[Entries from a dataset]
○ ○ ○

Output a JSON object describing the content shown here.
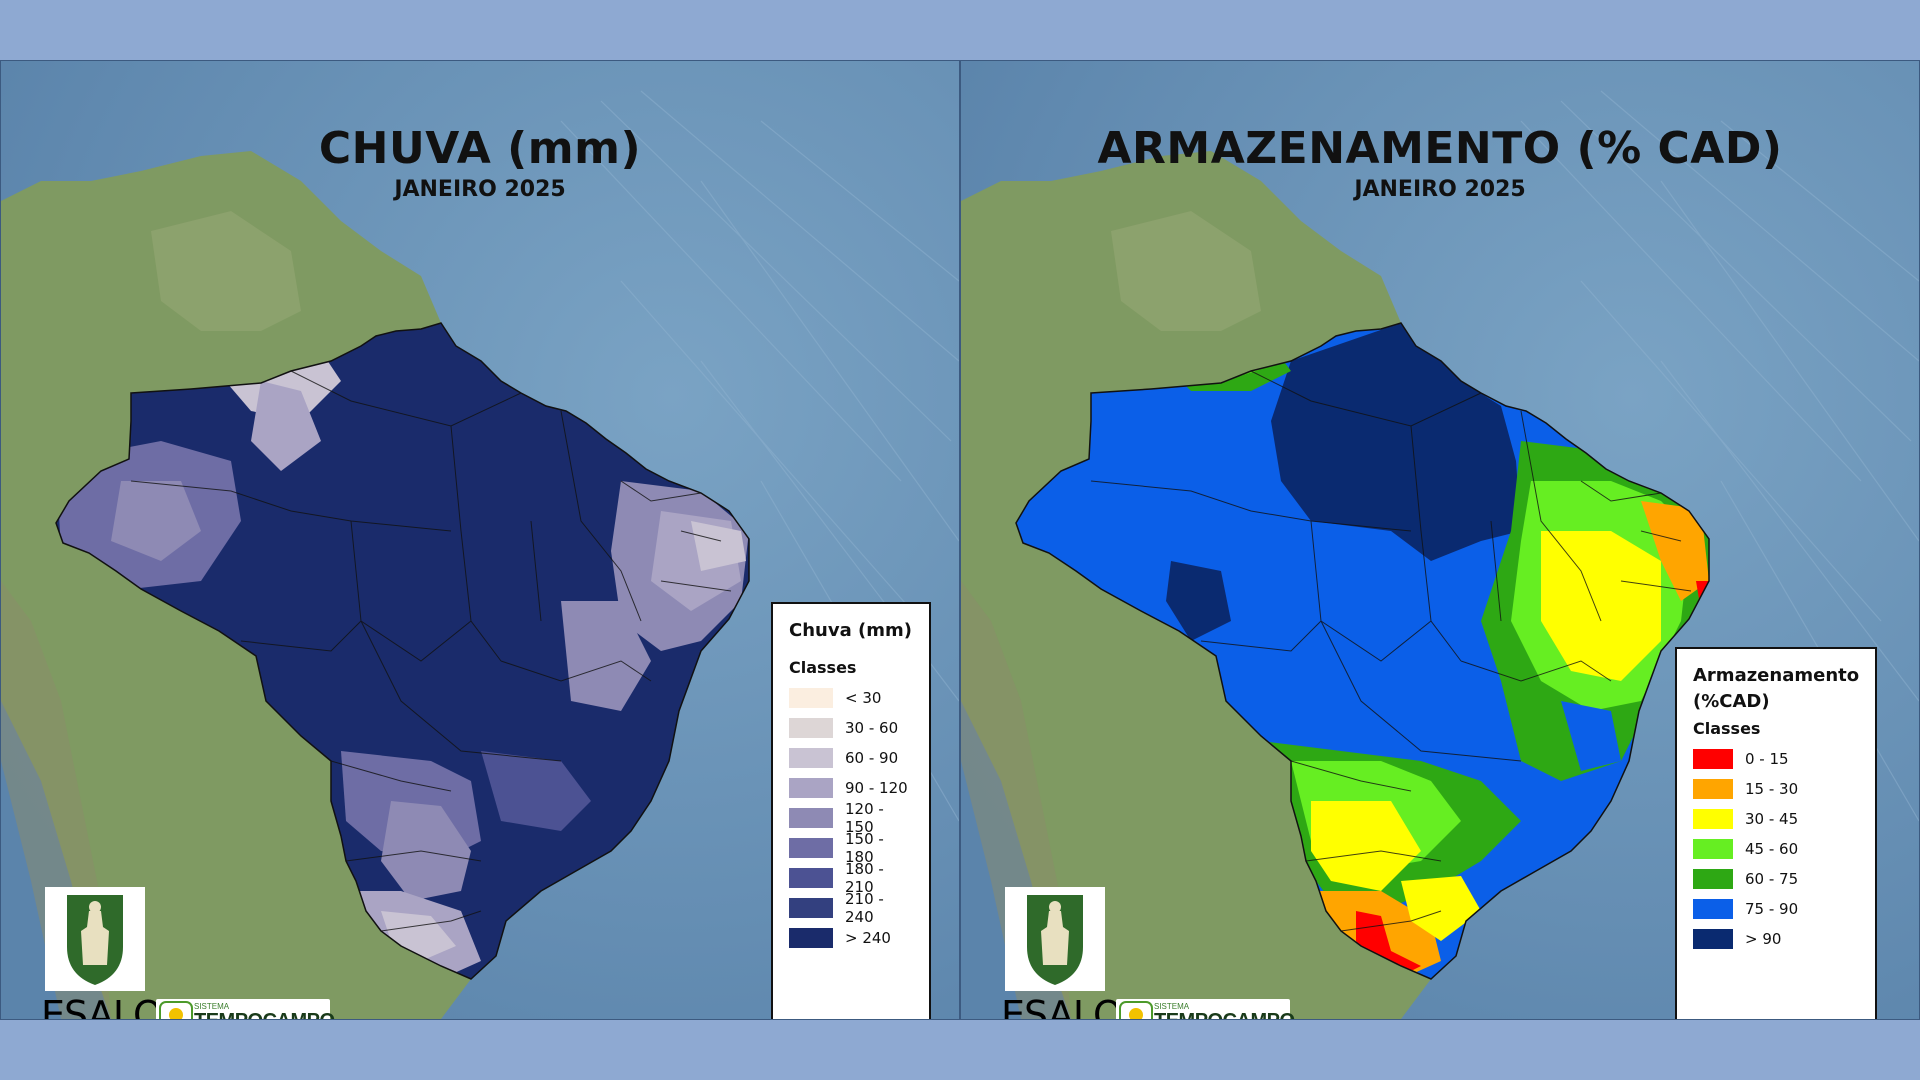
{
  "left_panel": {
    "title": "CHUVA (mm)",
    "subtitle": "JANEIRO 2025",
    "legend": {
      "title": "Chuva (mm)",
      "classes_label": "Classes",
      "items": [
        {
          "label": "< 30",
          "color": "#fbeee0"
        },
        {
          "label": "30 - 60",
          "color": "#ddd6d6"
        },
        {
          "label": "60 - 90",
          "color": "#c9c3d3"
        },
        {
          "label": "90 - 120",
          "color": "#aaa4c4"
        },
        {
          "label": "120 - 150",
          "color": "#8e8ab4"
        },
        {
          "label": "150 - 180",
          "color": "#6e6da5"
        },
        {
          "label": "180 - 210",
          "color": "#4c5293"
        },
        {
          "label": "210 - 240",
          "color": "#33407f"
        },
        {
          "label": "> 240",
          "color": "#1a2b6b"
        }
      ]
    }
  },
  "right_panel": {
    "title": "ARMAZENAMENTO (% CAD)",
    "subtitle": "JANEIRO 2025",
    "legend": {
      "title": "Armazenamento (%CAD)",
      "classes_label": "Classes",
      "items": [
        {
          "label": "0 - 15",
          "color": "#ff0000"
        },
        {
          "label": "15 - 30",
          "color": "#ffa500"
        },
        {
          "label": "30 - 45",
          "color": "#ffff00"
        },
        {
          "label": "45 - 60",
          "color": "#66ee22"
        },
        {
          "label": "60 - 75",
          "color": "#2ea814"
        },
        {
          "label": "75 - 90",
          "color": "#0b5fe8"
        },
        {
          "label": "> 90",
          "color": "#0a2a70"
        }
      ]
    }
  },
  "logos": {
    "esalq": "ESALQ",
    "tempocampo_small": "SISTEMA",
    "tempocampo_big": "TEMPOCAMPO"
  },
  "colors": {
    "background": "#8ea9d2",
    "ocean": "#6e95b8",
    "land": "#7f9a62"
  }
}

○ ○ ○

Written request: Every record must be copied exactly, with the pictures left out.

Output of the task:
Output a JSON object describing the content shown here.
{
  "left_panel": {
    "title": "CHUVA (mm)",
    "subtitle": "JANEIRO 2025",
    "legend": {
      "title": "Chuva (mm)",
      "classes_label": "Classes",
      "items": [
        {
          "label": "< 30",
          "color": "#fbeee0"
        },
        {
          "label": "30 - 60",
          "color": "#ddd6d6"
        },
        {
          "label": "60 - 90",
          "color": "#c9c3d3"
        },
        {
          "label": "90 - 120",
          "color": "#aaa4c4"
        },
        {
          "label": "120 - 150",
          "color": "#8e8ab4"
        },
        {
          "label": "150 - 180",
          "color": "#6e6da5"
        },
        {
          "label": "180 - 210",
          "color": "#4c5293"
        },
        {
          "label": "210 - 240",
          "color": "#33407f"
        },
        {
          "label": "> 240",
          "color": "#1a2b6b"
        }
      ]
    }
  },
  "right_panel": {
    "title": "ARMAZENAMENTO (% CAD)",
    "subtitle": "JANEIRO 2025",
    "legend": {
      "title": "Armazenamento (%CAD)",
      "classes_label": "Classes",
      "items": [
        {
          "label": "0 - 15",
          "color": "#ff0000"
        },
        {
          "label": "15 - 30",
          "color": "#ffa500"
        },
        {
          "label": "30 - 45",
          "color": "#ffff00"
        },
        {
          "label": "45 - 60",
          "color": "#66ee22"
        },
        {
          "label": "60 - 75",
          "color": "#2ea814"
        },
        {
          "label": "75 - 90",
          "color": "#0b5fe8"
        },
        {
          "label": "> 90",
          "color": "#0a2a70"
        }
      ]
    }
  },
  "logos": {
    "esalq": "ESALQ",
    "tempocampo_small": "SISTEMA",
    "tempocampo_big": "TEMPOCAMPO"
  },
  "colors": {
    "background": "#8ea9d2",
    "ocean": "#6e95b8",
    "land": "#7f9a62"
  }
}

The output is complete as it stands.